Start

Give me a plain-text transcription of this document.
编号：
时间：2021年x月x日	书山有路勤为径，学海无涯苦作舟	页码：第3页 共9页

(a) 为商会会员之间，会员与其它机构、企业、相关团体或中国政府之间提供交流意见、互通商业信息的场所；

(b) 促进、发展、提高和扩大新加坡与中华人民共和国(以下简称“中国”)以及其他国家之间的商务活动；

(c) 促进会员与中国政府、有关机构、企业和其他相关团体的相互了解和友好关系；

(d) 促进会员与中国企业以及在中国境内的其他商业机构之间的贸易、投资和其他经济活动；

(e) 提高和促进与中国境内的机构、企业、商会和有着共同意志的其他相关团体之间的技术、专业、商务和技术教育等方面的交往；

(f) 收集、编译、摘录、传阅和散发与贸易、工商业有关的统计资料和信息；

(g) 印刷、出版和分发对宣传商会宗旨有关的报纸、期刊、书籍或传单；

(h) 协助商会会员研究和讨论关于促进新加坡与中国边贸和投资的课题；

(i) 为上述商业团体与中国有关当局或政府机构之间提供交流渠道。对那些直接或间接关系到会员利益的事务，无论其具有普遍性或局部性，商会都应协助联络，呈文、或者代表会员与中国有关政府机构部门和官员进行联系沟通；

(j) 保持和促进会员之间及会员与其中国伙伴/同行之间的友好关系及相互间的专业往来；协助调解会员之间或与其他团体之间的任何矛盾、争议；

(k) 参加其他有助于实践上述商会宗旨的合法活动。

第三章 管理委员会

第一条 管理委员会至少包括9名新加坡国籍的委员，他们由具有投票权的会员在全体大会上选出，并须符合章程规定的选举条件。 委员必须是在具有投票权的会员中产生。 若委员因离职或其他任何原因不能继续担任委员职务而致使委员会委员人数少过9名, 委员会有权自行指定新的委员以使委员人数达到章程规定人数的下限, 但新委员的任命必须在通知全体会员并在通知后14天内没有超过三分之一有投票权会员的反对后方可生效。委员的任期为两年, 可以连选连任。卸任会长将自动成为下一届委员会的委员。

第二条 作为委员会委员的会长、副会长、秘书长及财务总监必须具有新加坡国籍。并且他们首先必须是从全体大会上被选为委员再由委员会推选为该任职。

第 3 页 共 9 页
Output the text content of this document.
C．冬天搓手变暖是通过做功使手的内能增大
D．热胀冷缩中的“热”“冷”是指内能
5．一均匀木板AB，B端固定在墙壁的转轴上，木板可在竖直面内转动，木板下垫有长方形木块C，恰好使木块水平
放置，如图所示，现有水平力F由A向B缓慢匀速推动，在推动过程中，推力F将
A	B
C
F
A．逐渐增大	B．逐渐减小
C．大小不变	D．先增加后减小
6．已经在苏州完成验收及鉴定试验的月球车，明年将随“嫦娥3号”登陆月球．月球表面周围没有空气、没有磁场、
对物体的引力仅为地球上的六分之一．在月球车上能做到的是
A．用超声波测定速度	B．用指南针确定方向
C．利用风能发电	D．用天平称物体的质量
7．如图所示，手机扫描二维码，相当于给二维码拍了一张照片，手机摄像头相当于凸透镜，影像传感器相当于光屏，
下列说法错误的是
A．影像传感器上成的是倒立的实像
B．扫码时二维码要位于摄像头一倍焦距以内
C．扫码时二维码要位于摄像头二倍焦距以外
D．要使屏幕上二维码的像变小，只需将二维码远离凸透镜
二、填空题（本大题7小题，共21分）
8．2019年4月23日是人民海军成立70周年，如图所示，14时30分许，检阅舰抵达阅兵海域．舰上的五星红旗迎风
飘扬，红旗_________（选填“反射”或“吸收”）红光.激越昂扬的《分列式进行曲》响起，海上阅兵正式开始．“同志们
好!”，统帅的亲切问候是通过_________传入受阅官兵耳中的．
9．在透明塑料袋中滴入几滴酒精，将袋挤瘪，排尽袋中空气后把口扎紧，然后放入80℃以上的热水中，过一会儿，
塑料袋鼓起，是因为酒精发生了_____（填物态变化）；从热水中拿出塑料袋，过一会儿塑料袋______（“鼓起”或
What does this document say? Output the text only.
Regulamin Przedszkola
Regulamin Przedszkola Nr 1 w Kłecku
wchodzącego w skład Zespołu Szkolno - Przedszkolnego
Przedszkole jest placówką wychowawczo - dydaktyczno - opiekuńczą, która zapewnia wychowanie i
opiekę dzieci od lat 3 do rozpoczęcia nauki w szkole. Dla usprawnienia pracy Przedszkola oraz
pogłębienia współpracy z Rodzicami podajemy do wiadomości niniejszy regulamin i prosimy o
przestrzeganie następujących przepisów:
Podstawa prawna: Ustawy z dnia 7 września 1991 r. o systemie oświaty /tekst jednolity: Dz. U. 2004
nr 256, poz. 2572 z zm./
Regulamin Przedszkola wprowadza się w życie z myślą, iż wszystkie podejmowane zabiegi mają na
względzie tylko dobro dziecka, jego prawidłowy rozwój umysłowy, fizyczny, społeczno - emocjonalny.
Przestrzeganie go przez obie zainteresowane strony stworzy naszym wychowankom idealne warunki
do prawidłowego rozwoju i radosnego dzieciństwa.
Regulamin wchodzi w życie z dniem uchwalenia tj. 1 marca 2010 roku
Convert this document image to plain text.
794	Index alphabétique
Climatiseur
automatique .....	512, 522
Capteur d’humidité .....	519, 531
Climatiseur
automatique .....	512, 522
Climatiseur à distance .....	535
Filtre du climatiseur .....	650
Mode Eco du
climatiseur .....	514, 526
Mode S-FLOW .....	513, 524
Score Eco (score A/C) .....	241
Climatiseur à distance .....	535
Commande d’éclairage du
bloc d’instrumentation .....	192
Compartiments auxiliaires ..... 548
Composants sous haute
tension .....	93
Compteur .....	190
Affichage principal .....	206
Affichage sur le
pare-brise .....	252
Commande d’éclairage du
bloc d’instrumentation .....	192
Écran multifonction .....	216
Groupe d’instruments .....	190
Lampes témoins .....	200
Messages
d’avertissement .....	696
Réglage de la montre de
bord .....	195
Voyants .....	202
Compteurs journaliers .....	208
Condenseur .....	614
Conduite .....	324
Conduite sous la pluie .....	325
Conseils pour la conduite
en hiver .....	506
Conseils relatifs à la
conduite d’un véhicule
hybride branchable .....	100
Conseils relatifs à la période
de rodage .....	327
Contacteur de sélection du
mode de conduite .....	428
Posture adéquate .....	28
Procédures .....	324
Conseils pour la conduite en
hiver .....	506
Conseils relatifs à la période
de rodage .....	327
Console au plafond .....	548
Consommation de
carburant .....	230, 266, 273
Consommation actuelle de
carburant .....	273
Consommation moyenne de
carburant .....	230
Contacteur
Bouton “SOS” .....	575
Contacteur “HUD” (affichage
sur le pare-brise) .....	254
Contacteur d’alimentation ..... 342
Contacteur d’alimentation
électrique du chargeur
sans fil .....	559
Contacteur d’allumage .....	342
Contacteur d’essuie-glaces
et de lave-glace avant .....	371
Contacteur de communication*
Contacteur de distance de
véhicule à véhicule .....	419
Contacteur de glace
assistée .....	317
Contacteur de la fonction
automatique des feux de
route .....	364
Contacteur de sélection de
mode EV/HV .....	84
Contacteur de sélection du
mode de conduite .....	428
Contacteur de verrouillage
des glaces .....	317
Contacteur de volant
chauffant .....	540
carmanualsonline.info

End

_AIM OF THE EXERCISE_
Copy every line exactly. Leave nothing out.

_ANSWER TO THE EXERCISE_
Give me a plain-text transcription of this document.
编号：
时间：2021年x月x日	书山有路勤为径，学海无涯苦作舟	页码：第3页 共9页

(a) 为商会会员之间，会员与其它机构、企业、相关团体或中国政府之间提供交流意见、互通商业信息的场所；

(b) 促进、发展、提高和扩大新加坡与中华人民共和国(以下简称“中国”)以及其他国家之间的商务活动；

(c) 促进会员与中国政府、有关机构、企业和其他相关团体的相互了解和友好关系；

(d) 促进会员与中国企业以及在中国境内的其他商业机构之间的贸易、投资和其他经济活动；

(e) 提高和促进与中国境内的机构、企业、商会和有着共同意志的其他相关团体之间的技术、专业、商务和技术教育等方面的交往；

(f) 收集、编译、摘录、传阅和散发与贸易、工商业有关的统计资料和信息；

(g) 印刷、出版和分发对宣传商会宗旨有关的报纸、期刊、书籍或传单；

(h) 协助商会会员研究和讨论关于促进新加坡与中国边贸和投资的课题；

(i) 为上述商业团体与中国有关当局或政府机构之间提供交流渠道。对那些直接或间接关系到会员利益的事务，无论其具有普遍性或局部性，商会都应协助联络，呈文、或者代表会员与中国有关政府机构部门和官员进行联系沟通；

(j) 保持和促进会员之间及会员与其中国伙伴/同行之间的友好关系及相互间的专业往来；协助调解会员之间或与其他团体之间的任何矛盾、争议；

(k) 参加其他有助于实践上述商会宗旨的合法活动。

第三章 管理委员会

第一条 管理委员会至少包括9名新加坡国籍的委员，他们由具有投票权的会员在全体大会上选出，并须符合章程规定的选举条件。 委员必须是在具有投票权的会员中产生。 若委员因离职或其他任何原因不能继续担任委员职务而致使委员会委员人数少过9名, 委员会有权自行指定新的委员以使委员人数达到章程规定人数的下限, 但新委员的任命必须在通知全体会员并在通知后14天内没有超过三分之一有投票权会员的反对后方可生效。委员的任期为两年, 可以连选连任。卸任会长将自动成为下一届委员会的委员。

第二条 作为委员会委员的会长、副会长、秘书长及财务总监必须具有新加坡国籍。并且他们首先必须是从全体大会上被选为委员再由委员会推选为该任职。

第 3 页 共 9 页
Output the text content of this document.
C．冬天搓手变暖是通过做功使手的内能增大
D．热胀冷缩中的“热”“冷”是指内能
5．一均匀木板AB，B端固定在墙壁的转轴上，木板可在竖直面内转动，木板下垫有长方形木块C，恰好使木块水平
放置，如图所示，现有水平力F由A向B缓慢匀速推动，在推动过程中，推力F将
A	B
C
F
A．逐渐增大	B．逐渐减小
C．大小不变	D．先增加后减小
6．已经在苏州完成验收及鉴定试验的月球车，明年将随“嫦娥3号”登陆月球．月球表面周围没有空气、没有磁场、
对物体的引力仅为地球上的六分之一．在月球车上能做到的是
A．用超声波测定速度	B．用指南针确定方向
C．利用风能发电	D．用天平称物体的质量
7．如图所示，手机扫描二维码，相当于给二维码拍了一张照片，手机摄像头相当于凸透镜，影像传感器相当于光屏，
下列说法错误的是
A．影像传感器上成的是倒立的实像
B．扫码时二维码要位于摄像头一倍焦距以内
C．扫码时二维码要位于摄像头二倍焦距以外
D．要使屏幕上二维码的像变小，只需将二维码远离凸透镜
二、填空题（本大题7小题，共21分）
8．2019年4月23日是人民海军成立70周年，如图所示，14时30分许，检阅舰抵达阅兵海域．舰上的五星红旗迎风
飘扬，红旗_________（选填“反射”或“吸收”）红光.激越昂扬的《分列式进行曲》响起，海上阅兵正式开始．“同志们
好!”，统帅的亲切问候是通过_________传入受阅官兵耳中的．
9．在透明塑料袋中滴入几滴酒精，将袋挤瘪，排尽袋中空气后把口扎紧，然后放入80℃以上的热水中，过一会儿，
塑料袋鼓起，是因为酒精发生了_____（填物态变化）；从热水中拿出塑料袋，过一会儿塑料袋______（“鼓起”或
What does this document say? Output the text only.
Regulamin Przedszkola
Regulamin Przedszkola Nr 1 w Kłecku
wchodzącego w skład Zespołu Szkolno - Przedszkolnego
Przedszkole jest placówką wychowawczo - dydaktyczno - opiekuńczą, która zapewnia wychowanie i
opiekę dzieci od lat 3 do rozpoczęcia nauki w szkole. Dla usprawnienia pracy Przedszkola oraz
pogłębienia współpracy z Rodzicami podajemy do wiadomości niniejszy regulamin i prosimy o
przestrzeganie następujących przepisów:
Podstawa prawna: Ustawy z dnia 7 września 1991 r. o systemie oświaty /tekst jednolity: Dz. U. 2004
nr 256, poz. 2572 z zm./
Regulamin Przedszkola wprowadza się w życie z myślą, iż wszystkie podejmowane zabiegi mają na
względzie tylko dobro dziecka, jego prawidłowy rozwój umysłowy, fizyczny, społeczno - emocjonalny.
Przestrzeganie go przez obie zainteresowane strony stworzy naszym wychowankom idealne warunki
do prawidłowego rozwoju i radosnego dzieciństwa.
Regulamin wchodzi w życie z dniem uchwalenia tj. 1 marca 2010 roku
Convert this document image to plain text.
794	Index alphabétique
Climatiseur
automatique .....	512, 522
Capteur d’humidité .....	519, 531
Climatiseur
automatique .....	512, 522
Climatiseur à distance .....	535
Filtre du climatiseur .....	650
Mode Eco du
climatiseur .....	514, 526
Mode S-FLOW .....	513, 524
Score Eco (score A/C) .....	241
Climatiseur à distance .....	535
Commande d’éclairage du
bloc d’instrumentation .....	192
Compartiments auxiliaires ..... 548
Composants sous haute
tension .....	93
Compteur .....	190
Affichage principal .....	206
Affichage sur le
pare-brise .....	252
Commande d’éclairage du
bloc d’instrumentation .....	192
Écran multifonction .....	216
Groupe d’instruments .....	190
Lampes témoins .....	200
Messages
d’avertissement .....	696
Réglage de la montre de
bord .....	195
Voyants .....	202
Compteurs journaliers .....	208
Condenseur .....	614
Conduite .....	324
Conduite sous la pluie .....	325
Conseils pour la conduite
en hiver .....	506
Conseils relatifs à la
conduite d’un véhicule
hybride branchable .....	100
Conseils relatifs à la période
de rodage .....	327
Contacteur de sélection du
mode de conduite .....	428
Posture adéquate .....	28
Procédures .....	324
Conseils pour la conduite en
hiver .....	506
Conseils relatifs à la période
de rodage .....	327
Console au plafond .....	548
Consommation de
carburant .....	230, 266, 273
Consommation actuelle de
carburant .....	273
Consommation moyenne de
carburant .....	230
Contacteur
Bouton “SOS” .....	575
Contacteur “HUD” (affichage
sur le pare-brise) .....	254
Contacteur d’alimentation ..... 342
Contacteur d’alimentation
électrique du chargeur
sans fil .....	559
Contacteur d’allumage .....	342
Contacteur d’essuie-glaces
et de lave-glace avant .....	371
Contacteur de communication*
Contacteur de distance de
véhicule à véhicule .....	419
Contacteur de glace
assistée .....	317
Contacteur de la fonction
automatique des feux de
route .....	364
Contacteur de sélection de
mode EV/HV .....	84
Contacteur de sélection du
mode de conduite .....	428
Contacteur de verrouillage
des glaces .....	317
Contacteur de volant
chauffant .....	540
carmanualsonline.info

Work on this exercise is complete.